> Records from a collection
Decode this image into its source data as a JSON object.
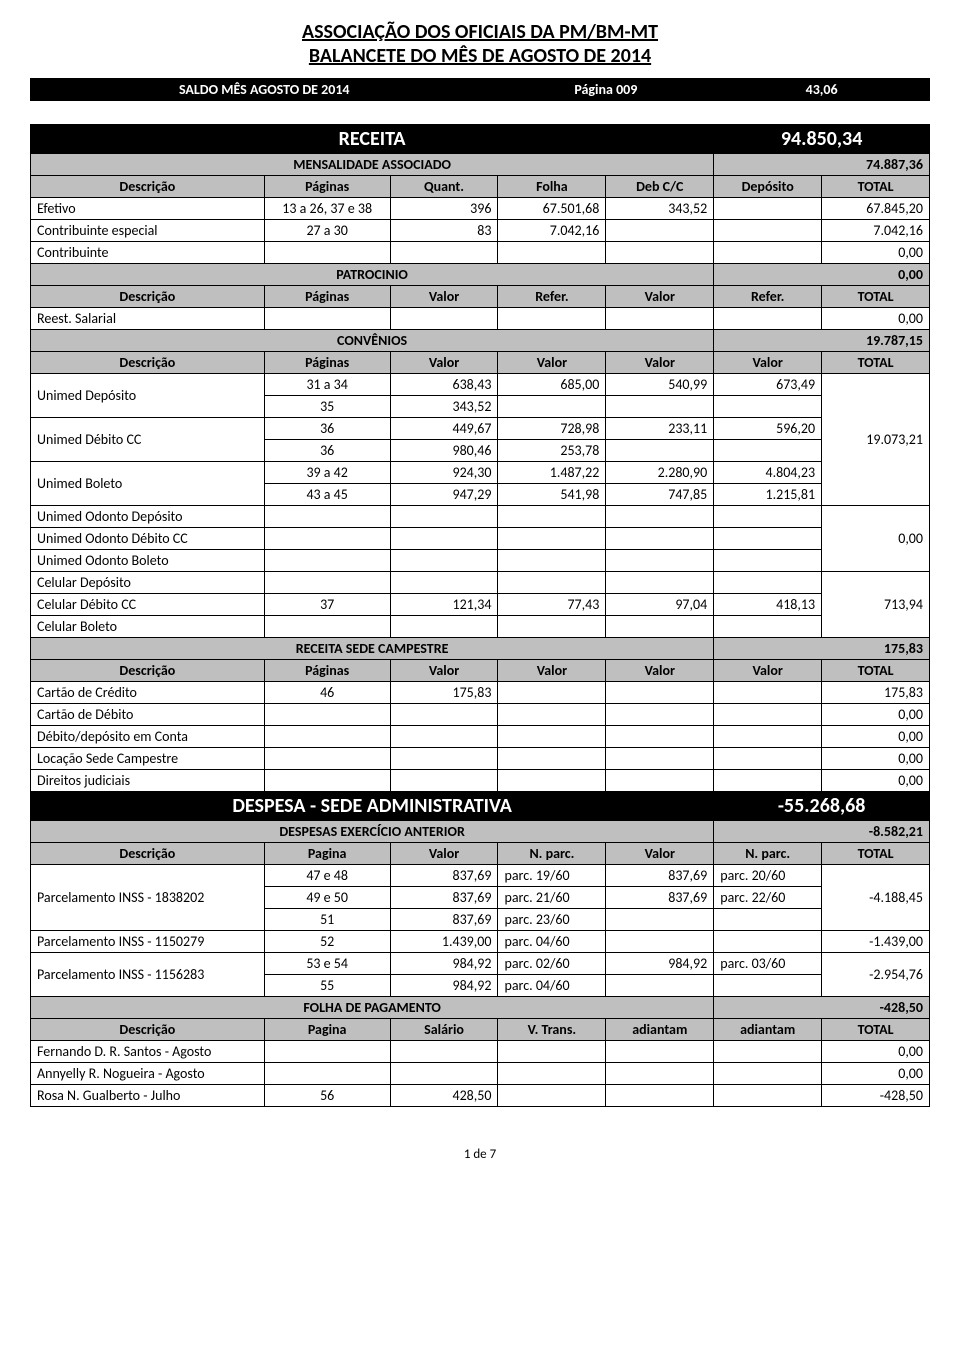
{
  "header": {
    "line1": "ASSOCIAÇÃO DOS OFICIAIS DA PM/BM-MT",
    "line2": "BALANCETE DO MÊS DE AGOSTO DE 2014"
  },
  "saldo": {
    "label": "SALDO MÊS AGOSTO DE 2014",
    "pagina_label": "Página 009",
    "valor": "43,06"
  },
  "receita": {
    "title": "RECEITA",
    "total": "94.850,34",
    "mensalidade": {
      "label": "MENSALIDADE ASSOCIADO",
      "valor": "74.887,36"
    },
    "mensalidade_header": [
      "Descrição",
      "Páginas",
      "Quant.",
      "Folha",
      "Deb C/C",
      "Depósito",
      "TOTAL"
    ],
    "mensalidade_rows": [
      [
        "Efetivo",
        "13 a 26, 37 e 38",
        "396",
        "67.501,68",
        "343,52",
        "",
        "67.845,20"
      ],
      [
        "Contribuinte especial",
        "27 a 30",
        "83",
        "7.042,16",
        "",
        "",
        "7.042,16"
      ],
      [
        "Contribuinte",
        "",
        "",
        "",
        "",
        "",
        "0,00"
      ]
    ],
    "patrocinio": {
      "label": "PATROCINIO",
      "valor": "0,00"
    },
    "patrocinio_header": [
      "Descrição",
      "Páginas",
      "Valor",
      "Refer.",
      "Valor",
      "Refer.",
      "TOTAL"
    ],
    "patrocinio_rows": [
      [
        "Reest. Salarial",
        "",
        "",
        "",
        "",
        "",
        "0,00"
      ]
    ],
    "convenios": {
      "label": "CONVÊNIOS",
      "valor": "19.787,15"
    },
    "convenios_header": [
      "Descrição",
      "Páginas",
      "Valor",
      "Valor",
      "Valor",
      "Valor",
      "TOTAL"
    ],
    "unimed_deposito": {
      "label": "Unimed Depósito",
      "r1": [
        "31 a 34",
        "638,43",
        "685,00",
        "540,99",
        "673,49"
      ],
      "r2": [
        "35",
        "343,52",
        "",
        "",
        ""
      ]
    },
    "unimed_debito_cc": {
      "label": "Unimed Débito CC",
      "r1": [
        "36",
        "449,67",
        "728,98",
        "233,11",
        "596,20"
      ],
      "r2": [
        "36",
        "980,46",
        "253,78",
        "",
        ""
      ]
    },
    "unimed_boleto": {
      "label": "Unimed Boleto",
      "r1": [
        "39 a 42",
        "924,30",
        "1.487,22",
        "2.280,90",
        "4.804,23"
      ],
      "r2": [
        "43 a 45",
        "947,29",
        "541,98",
        "747,85",
        "1.215,81"
      ]
    },
    "unimed_total": "19.073,21",
    "odonto_rows": [
      "Unimed Odonto Depósito",
      "Unimed Odonto Débito CC",
      "Unimed Odonto Boleto"
    ],
    "odonto_total": "0,00",
    "celular_deposito": "Celular Depósito",
    "celular_debito": {
      "label": "Celular Débito CC",
      "pag": "37",
      "v1": "121,34",
      "v2": "77,43",
      "v3": "97,04",
      "v4": "418,13"
    },
    "celular_boleto": "Celular Boleto",
    "celular_total": "713,94",
    "sede_campestre": {
      "label": "RECEITA SEDE CAMPESTRE",
      "valor": "175,83"
    },
    "sede_header": [
      "Descrição",
      "Páginas",
      "Valor",
      "Valor",
      "Valor",
      "Valor",
      "TOTAL"
    ],
    "sede_rows": [
      [
        "Cartão de Crédito",
        "46",
        "175,83",
        "",
        "",
        "",
        "175,83"
      ],
      [
        "Cartão de Débito",
        "",
        "",
        "",
        "",
        "",
        "0,00"
      ],
      [
        "Débito/depósito em Conta",
        "",
        "",
        "",
        "",
        "",
        "0,00"
      ],
      [
        "Locação Sede Campestre",
        "",
        "",
        "",
        "",
        "",
        "0,00"
      ],
      [
        "Direitos judiciais",
        "",
        "",
        "",
        "",
        "",
        "0,00"
      ]
    ]
  },
  "despesa": {
    "title": "DESPESA - SEDE ADMINISTRATIVA",
    "total": "-55.268,68",
    "exercicio": {
      "label": "DESPESAS EXERCÍCIO ANTERIOR",
      "valor": "-8.582,21"
    },
    "exercicio_header": [
      "Descrição",
      "Pagina",
      "Valor",
      "N. parc.",
      "Valor",
      "N. parc.",
      "TOTAL"
    ],
    "inss1838202": {
      "label": "Parcelamento INSS - 1838202",
      "r1": [
        "47 e 48",
        "837,69",
        "parc. 19/60",
        "837,69",
        "parc. 20/60"
      ],
      "r2": [
        "49 e 50",
        "837,69",
        "parc. 21/60",
        "837,69",
        "parc. 22/60"
      ],
      "r3": [
        "51",
        "837,69",
        "parc. 23/60",
        "",
        ""
      ],
      "total": "-4.188,45"
    },
    "inss1150279": [
      "Parcelamento INSS - 1150279",
      "52",
      "1.439,00",
      "parc. 04/60",
      "",
      "",
      "-1.439,00"
    ],
    "inss1156283": {
      "label": "Parcelamento INSS - 1156283",
      "r1": [
        "53 e 54",
        "984,92",
        "parc. 02/60",
        "984,92",
        "parc. 03/60"
      ],
      "r2": [
        "55",
        "984,92",
        "parc. 04/60",
        "",
        ""
      ],
      "total": "-2.954,76"
    },
    "folha": {
      "label": "FOLHA DE PAGAMENTO",
      "valor": "-428,50"
    },
    "folha_header": [
      "Descrição",
      "Pagina",
      "Salário",
      "V. Trans.",
      "adiantam",
      "adiantam",
      "TOTAL"
    ],
    "folha_rows": [
      [
        "Fernando D. R. Santos - Agosto",
        "",
        "",
        "",
        "",
        "",
        "0,00"
      ],
      [
        "Annyelly R. Nogueira - Agosto",
        "",
        "",
        "",
        "",
        "",
        "0,00"
      ],
      [
        "Rosa N. Gualberto - Julho",
        "56",
        "428,50",
        "",
        "",
        "",
        "-428,50"
      ]
    ]
  },
  "footer": "1 de 7"
}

> Short problem
Any pictures should be dropped; transcribe the rest of the records above exactly.

> Answer to the exercise
Decode this image into its source data as a JSON object.
{
  "header": {
    "line1": "ASSOCIAÇÃO DOS OFICIAIS DA PM/BM-MT",
    "line2": "BALANCETE DO MÊS DE AGOSTO DE 2014"
  },
  "saldo": {
    "label": "SALDO MÊS AGOSTO DE 2014",
    "pagina_label": "Página 009",
    "valor": "43,06"
  },
  "receita": {
    "title": "RECEITA",
    "total": "94.850,34",
    "mensalidade": {
      "label": "MENSALIDADE ASSOCIADO",
      "valor": "74.887,36"
    },
    "mensalidade_header": [
      "Descrição",
      "Páginas",
      "Quant.",
      "Folha",
      "Deb C/C",
      "Depósito",
      "TOTAL"
    ],
    "mensalidade_rows": [
      [
        "Efetivo",
        "13 a 26, 37 e 38",
        "396",
        "67.501,68",
        "343,52",
        "",
        "67.845,20"
      ],
      [
        "Contribuinte especial",
        "27 a 30",
        "83",
        "7.042,16",
        "",
        "",
        "7.042,16"
      ],
      [
        "Contribuinte",
        "",
        "",
        "",
        "",
        "",
        "0,00"
      ]
    ],
    "patrocinio": {
      "label": "PATROCINIO",
      "valor": "0,00"
    },
    "patrocinio_header": [
      "Descrição",
      "Páginas",
      "Valor",
      "Refer.",
      "Valor",
      "Refer.",
      "TOTAL"
    ],
    "patrocinio_rows": [
      [
        "Reest. Salarial",
        "",
        "",
        "",
        "",
        "",
        "0,00"
      ]
    ],
    "convenios": {
      "label": "CONVÊNIOS",
      "valor": "19.787,15"
    },
    "convenios_header": [
      "Descrição",
      "Páginas",
      "Valor",
      "Valor",
      "Valor",
      "Valor",
      "TOTAL"
    ],
    "unimed_deposito": {
      "label": "Unimed Depósito",
      "r1": [
        "31 a 34",
        "638,43",
        "685,00",
        "540,99",
        "673,49"
      ],
      "r2": [
        "35",
        "343,52",
        "",
        "",
        ""
      ]
    },
    "unimed_debito_cc": {
      "label": "Unimed Débito CC",
      "r1": [
        "36",
        "449,67",
        "728,98",
        "233,11",
        "596,20"
      ],
      "r2": [
        "36",
        "980,46",
        "253,78",
        "",
        ""
      ]
    },
    "unimed_boleto": {
      "label": "Unimed Boleto",
      "r1": [
        "39 a 42",
        "924,30",
        "1.487,22",
        "2.280,90",
        "4.804,23"
      ],
      "r2": [
        "43 a 45",
        "947,29",
        "541,98",
        "747,85",
        "1.215,81"
      ]
    },
    "unimed_total": "19.073,21",
    "odonto_rows": [
      "Unimed Odonto Depósito",
      "Unimed Odonto Débito CC",
      "Unimed Odonto Boleto"
    ],
    "odonto_total": "0,00",
    "celular_deposito": "Celular Depósito",
    "celular_debito": {
      "label": "Celular Débito CC",
      "pag": "37",
      "v1": "121,34",
      "v2": "77,43",
      "v3": "97,04",
      "v4": "418,13"
    },
    "celular_boleto": "Celular Boleto",
    "celular_total": "713,94",
    "sede_campestre": {
      "label": "RECEITA SEDE CAMPESTRE",
      "valor": "175,83"
    },
    "sede_header": [
      "Descrição",
      "Páginas",
      "Valor",
      "Valor",
      "Valor",
      "Valor",
      "TOTAL"
    ],
    "sede_rows": [
      [
        "Cartão de Crédito",
        "46",
        "175,83",
        "",
        "",
        "",
        "175,83"
      ],
      [
        "Cartão de Débito",
        "",
        "",
        "",
        "",
        "",
        "0,00"
      ],
      [
        "Débito/depósito em Conta",
        "",
        "",
        "",
        "",
        "",
        "0,00"
      ],
      [
        "Locação Sede Campestre",
        "",
        "",
        "",
        "",
        "",
        "0,00"
      ],
      [
        "Direitos judiciais",
        "",
        "",
        "",
        "",
        "",
        "0,00"
      ]
    ]
  },
  "despesa": {
    "title": "DESPESA - SEDE ADMINISTRATIVA",
    "total": "-55.268,68",
    "exercicio": {
      "label": "DESPESAS EXERCÍCIO ANTERIOR",
      "valor": "-8.582,21"
    },
    "exercicio_header": [
      "Descrição",
      "Pagina",
      "Valor",
      "N. parc.",
      "Valor",
      "N. parc.",
      "TOTAL"
    ],
    "inss1838202": {
      "label": "Parcelamento INSS - 1838202",
      "r1": [
        "47 e 48",
        "837,69",
        "parc. 19/60",
        "837,69",
        "parc. 20/60"
      ],
      "r2": [
        "49 e 50",
        "837,69",
        "parc. 21/60",
        "837,69",
        "parc. 22/60"
      ],
      "r3": [
        "51",
        "837,69",
        "parc. 23/60",
        "",
        ""
      ],
      "total": "-4.188,45"
    },
    "inss1150279": [
      "Parcelamento INSS - 1150279",
      "52",
      "1.439,00",
      "parc. 04/60",
      "",
      "",
      "-1.439,00"
    ],
    "inss1156283": {
      "label": "Parcelamento INSS - 1156283",
      "r1": [
        "53 e 54",
        "984,92",
        "parc. 02/60",
        "984,92",
        "parc. 03/60"
      ],
      "r2": [
        "55",
        "984,92",
        "parc. 04/60",
        "",
        ""
      ],
      "total": "-2.954,76"
    },
    "folha": {
      "label": "FOLHA DE PAGAMENTO",
      "valor": "-428,50"
    },
    "folha_header": [
      "Descrição",
      "Pagina",
      "Salário",
      "V. Trans.",
      "adiantam",
      "adiantam",
      "TOTAL"
    ],
    "folha_rows": [
      [
        "Fernando D. R. Santos - Agosto",
        "",
        "",
        "",
        "",
        "",
        "0,00"
      ],
      [
        "Annyelly R. Nogueira - Agosto",
        "",
        "",
        "",
        "",
        "",
        "0,00"
      ],
      [
        "Rosa N. Gualberto - Julho",
        "56",
        "428,50",
        "",
        "",
        "",
        "-428,50"
      ]
    ]
  },
  "footer": "1 de 7"
}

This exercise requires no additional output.